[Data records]
* Start *

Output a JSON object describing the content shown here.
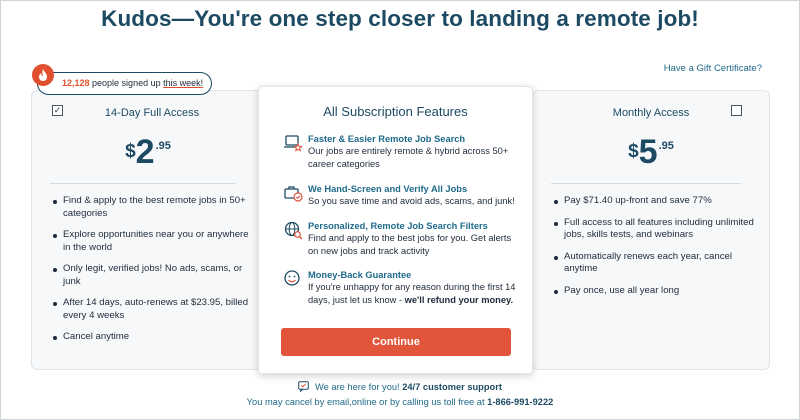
{
  "headline": "Kudos—You're one step closer to landing a remote job!",
  "gift_link": "Have a Gift Certificate?",
  "signup_badge": {
    "count": "12,128",
    "text_mid": " people signed up ",
    "text_end": "this week!",
    "icon": "flame-icon"
  },
  "plans": [
    {
      "title": "14-Day Full Access",
      "checked": true,
      "currency": "$",
      "dollars": "2",
      "cents": ".95",
      "bullets": [
        "Find & apply to the best remote jobs in 50+ categories",
        "Explore opportunities near you or anywhere in the world",
        "Only legit, verified jobs! No ads, scams, or junk",
        "After 14 days, auto-renews at $23.95, billed every 4 weeks",
        "Cancel anytime"
      ]
    },
    {
      "title": "Monthly Access",
      "checked": false,
      "currency": "$",
      "dollars": "5",
      "cents": ".95",
      "bullets": [
        "Pay $71.40 up-front and save 77%",
        "Full access to all features including unlimited jobs, skills tests, and webinars",
        "Automatically renews each year, cancel anytime",
        "Pay once, use all year long"
      ]
    }
  ],
  "features": {
    "title": "All Subscription Features",
    "items": [
      {
        "icon": "laptop-star-icon",
        "title": "Faster & Easier Remote Job Search",
        "desc": "Our jobs are entirely remote & hybrid across 50+ career categories"
      },
      {
        "icon": "briefcase-check-icon",
        "title": "We Hand-Screen and Verify All Jobs",
        "desc": "So you save time and avoid ads, scams, and junk!"
      },
      {
        "icon": "globe-search-icon",
        "title": "Personalized, Remote Job Search Filters",
        "desc": "Find and apply to the best jobs for you. Get alerts on new jobs and track activity"
      },
      {
        "icon": "smiley-icon",
        "title": "Money-Back Guarantee",
        "desc": "If you're unhappy for any reason during the first 14 days, just let us know - ",
        "desc_bold": "we'll refund your money."
      }
    ],
    "continue_label": "Continue"
  },
  "support": {
    "text": "We are here for you! ",
    "bold": "24/7 customer support"
  },
  "cancel_line": {
    "text": "You may cancel by email,online or by calling us toll free at ",
    "phone": "1-866-991-9222"
  },
  "colors": {
    "brand_navy": "#1d4a63",
    "link_blue": "#1f6a8a",
    "accent_orange": "#e1553a"
  }
}
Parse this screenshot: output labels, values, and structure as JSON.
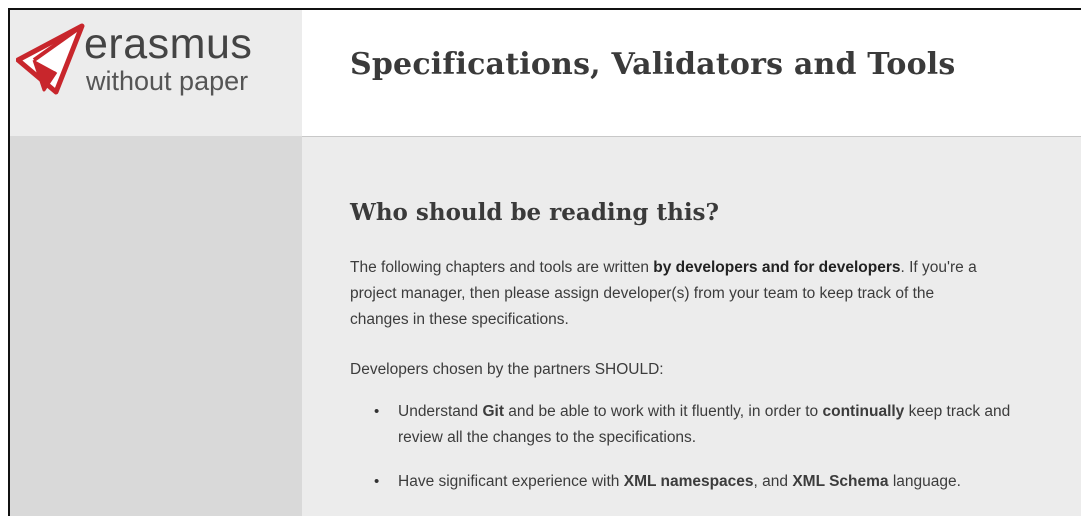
{
  "logo": {
    "line1": "erasmus",
    "line2": "without paper",
    "brand_color": "#c8262c",
    "icon": "paper-plane-icon"
  },
  "header": {
    "title": "Specifications, Validators and Tools"
  },
  "content": {
    "heading": "Who should be reading this?",
    "intro": {
      "before": "The following chapters and tools are written ",
      "bold": "by developers and for developers",
      "after_line1": ". If you're a",
      "line2": "project manager, then please assign developer(s) from your team to keep track of the",
      "line3": "changes in these specifications."
    },
    "lead": "Developers chosen by the partners SHOULD:",
    "items": [
      {
        "t1": "Understand ",
        "b1": "Git",
        "t2": " and be able to work with it fluently, in order to ",
        "b2": "continually",
        "t3": " keep track and",
        "line2": "review all the changes to the specifications."
      },
      {
        "t1": "Have significant experience with ",
        "b1": "XML namespaces",
        "t2": ", and ",
        "b2": "XML Schema",
        "t3": " language."
      }
    ]
  }
}
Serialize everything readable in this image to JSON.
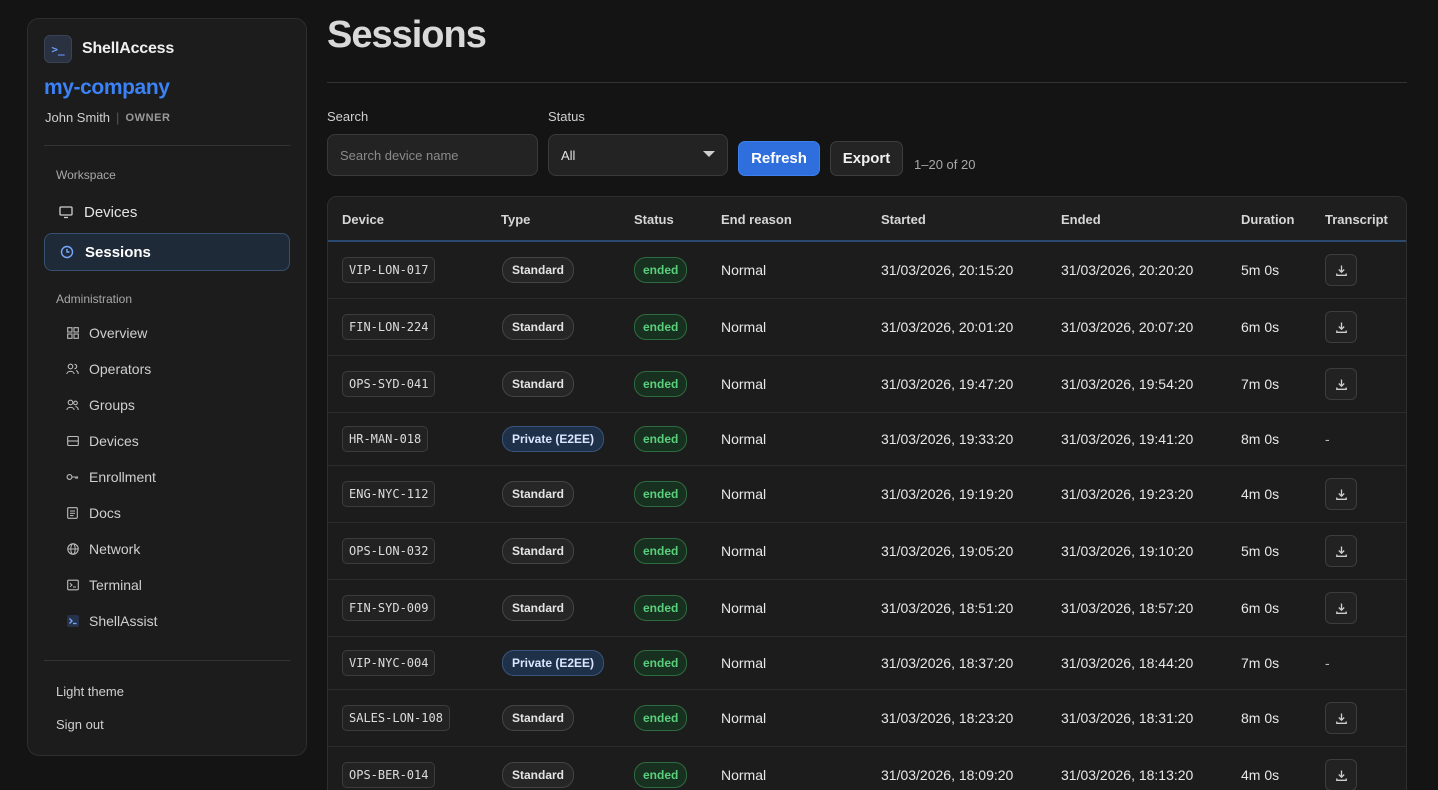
{
  "brand": {
    "logo_text": ">_",
    "name": "ShellAccess"
  },
  "org": {
    "name": "my-company",
    "user": "John Smith",
    "separator": "|",
    "role": "OWNER"
  },
  "sidebar": {
    "workspace_label": "Workspace",
    "workspace_items": [
      {
        "label": "Devices",
        "icon": "monitor-icon"
      },
      {
        "label": "Sessions",
        "icon": "clock-icon",
        "active": true
      }
    ],
    "admin_label": "Administration",
    "admin_items": [
      {
        "label": "Overview",
        "icon": "grid-icon"
      },
      {
        "label": "Operators",
        "icon": "users-icon"
      },
      {
        "label": "Groups",
        "icon": "group-icon"
      },
      {
        "label": "Devices",
        "icon": "server-icon"
      },
      {
        "label": "Enrollment",
        "icon": "key-icon"
      },
      {
        "label": "Docs",
        "icon": "document-icon"
      },
      {
        "label": "Network",
        "icon": "globe-icon"
      },
      {
        "label": "Terminal",
        "icon": "terminal-icon"
      },
      {
        "label": "ShellAssist",
        "icon": "shellassist-icon"
      }
    ],
    "footer": {
      "theme_toggle": "Light theme",
      "sign_out": "Sign out"
    }
  },
  "page": {
    "title": "Sessions"
  },
  "filters": {
    "search_label": "Search",
    "search_placeholder": "Search device name",
    "search_value": "",
    "status_label": "Status",
    "status_value": "All",
    "refresh_label": "Refresh",
    "export_label": "Export",
    "range_text": "1–20 of 20"
  },
  "table": {
    "columns": [
      "Device",
      "Type",
      "Status",
      "End reason",
      "Started",
      "Ended",
      "Duration",
      "Transcript"
    ],
    "rows": [
      {
        "device": "VIP-LON-017",
        "type": "Standard",
        "status": "ended",
        "end_reason": "Normal",
        "started": "31/03/2026, 20:15:20",
        "ended": "31/03/2026, 20:20:20",
        "duration": "5m 0s",
        "transcript": "download"
      },
      {
        "device": "FIN-LON-224",
        "type": "Standard",
        "status": "ended",
        "end_reason": "Normal",
        "started": "31/03/2026, 20:01:20",
        "ended": "31/03/2026, 20:07:20",
        "duration": "6m 0s",
        "transcript": "download"
      },
      {
        "device": "OPS-SYD-041",
        "type": "Standard",
        "status": "ended",
        "end_reason": "Normal",
        "started": "31/03/2026, 19:47:20",
        "ended": "31/03/2026, 19:54:20",
        "duration": "7m 0s",
        "transcript": "download"
      },
      {
        "device": "HR-MAN-018",
        "type": "Private (E2EE)",
        "status": "ended",
        "end_reason": "Normal",
        "started": "31/03/2026, 19:33:20",
        "ended": "31/03/2026, 19:41:20",
        "duration": "8m 0s",
        "transcript": "-"
      },
      {
        "device": "ENG-NYC-112",
        "type": "Standard",
        "status": "ended",
        "end_reason": "Normal",
        "started": "31/03/2026, 19:19:20",
        "ended": "31/03/2026, 19:23:20",
        "duration": "4m 0s",
        "transcript": "download"
      },
      {
        "device": "OPS-LON-032",
        "type": "Standard",
        "status": "ended",
        "end_reason": "Normal",
        "started": "31/03/2026, 19:05:20",
        "ended": "31/03/2026, 19:10:20",
        "duration": "5m 0s",
        "transcript": "download"
      },
      {
        "device": "FIN-SYD-009",
        "type": "Standard",
        "status": "ended",
        "end_reason": "Normal",
        "started": "31/03/2026, 18:51:20",
        "ended": "31/03/2026, 18:57:20",
        "duration": "6m 0s",
        "transcript": "download"
      },
      {
        "device": "VIP-NYC-004",
        "type": "Private (E2EE)",
        "status": "ended",
        "end_reason": "Normal",
        "started": "31/03/2026, 18:37:20",
        "ended": "31/03/2026, 18:44:20",
        "duration": "7m 0s",
        "transcript": "-"
      },
      {
        "device": "SALES-LON-108",
        "type": "Standard",
        "status": "ended",
        "end_reason": "Normal",
        "started": "31/03/2026, 18:23:20",
        "ended": "31/03/2026, 18:31:20",
        "duration": "8m 0s",
        "transcript": "download"
      },
      {
        "device": "OPS-BER-014",
        "type": "Standard",
        "status": "ended",
        "end_reason": "Normal",
        "started": "31/03/2026, 18:09:20",
        "ended": "31/03/2026, 18:13:20",
        "duration": "4m 0s",
        "transcript": "download"
      }
    ]
  },
  "colors": {
    "accent": "#3b82f6",
    "ended_status": "#5ad07c",
    "background": "#141414"
  }
}
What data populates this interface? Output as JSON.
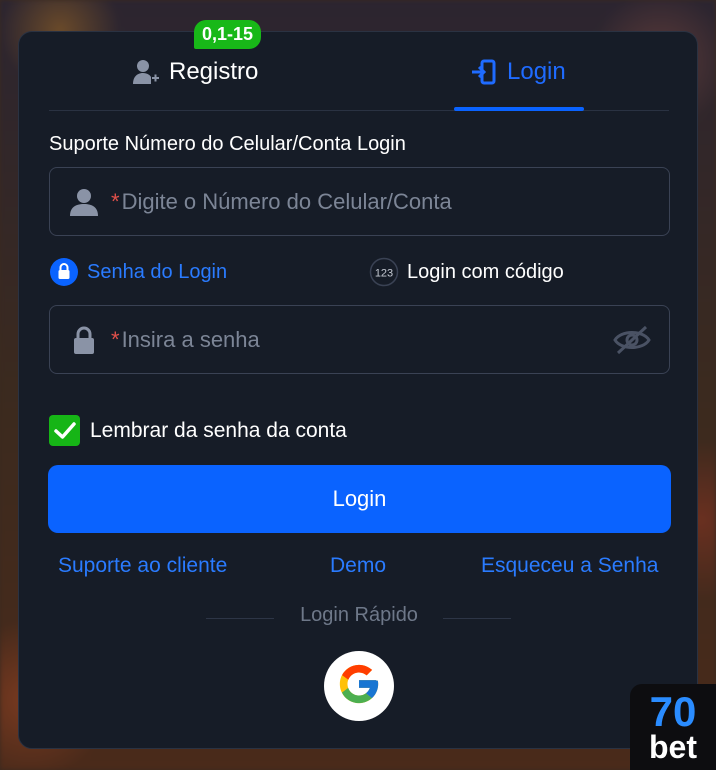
{
  "tabs": {
    "register_label": "Registro",
    "register_badge": "0,1-15",
    "login_label": "Login"
  },
  "form": {
    "section_label": "Suporte Número do Celular/Conta Login",
    "account": {
      "required_mark": "*",
      "placeholder": "Digite o Número do Celular/Conta"
    },
    "password": {
      "required_mark": "*",
      "placeholder": "Insira a senha"
    },
    "login_options": {
      "password_login": "Senha do Login",
      "code_login": "Login com código",
      "code_icon_text": "123"
    },
    "remember": {
      "label": "Lembrar da senha da conta",
      "checked": true
    },
    "submit_label": "Login"
  },
  "links": {
    "support": "Suporte ao cliente",
    "demo": "Demo",
    "forgot": "Esqueceu a Senha"
  },
  "quick_login": {
    "label": "Login Rápido",
    "providers": [
      "google-icon"
    ]
  },
  "brand": {
    "top": "70",
    "bottom": "bet"
  },
  "colors": {
    "accent": "#0a63ff",
    "badge": "#18b818",
    "panel": "#161c27",
    "required": "#e0504a"
  }
}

* End *

§ **Your task**
Review the preceding data and report every line that includes the string "categories".

§ **Task response**
        "Find & apply to the best remote jobs in 50+ categories",
        "desc": "Our jobs are entirely remote & hybrid across 50+ career categories"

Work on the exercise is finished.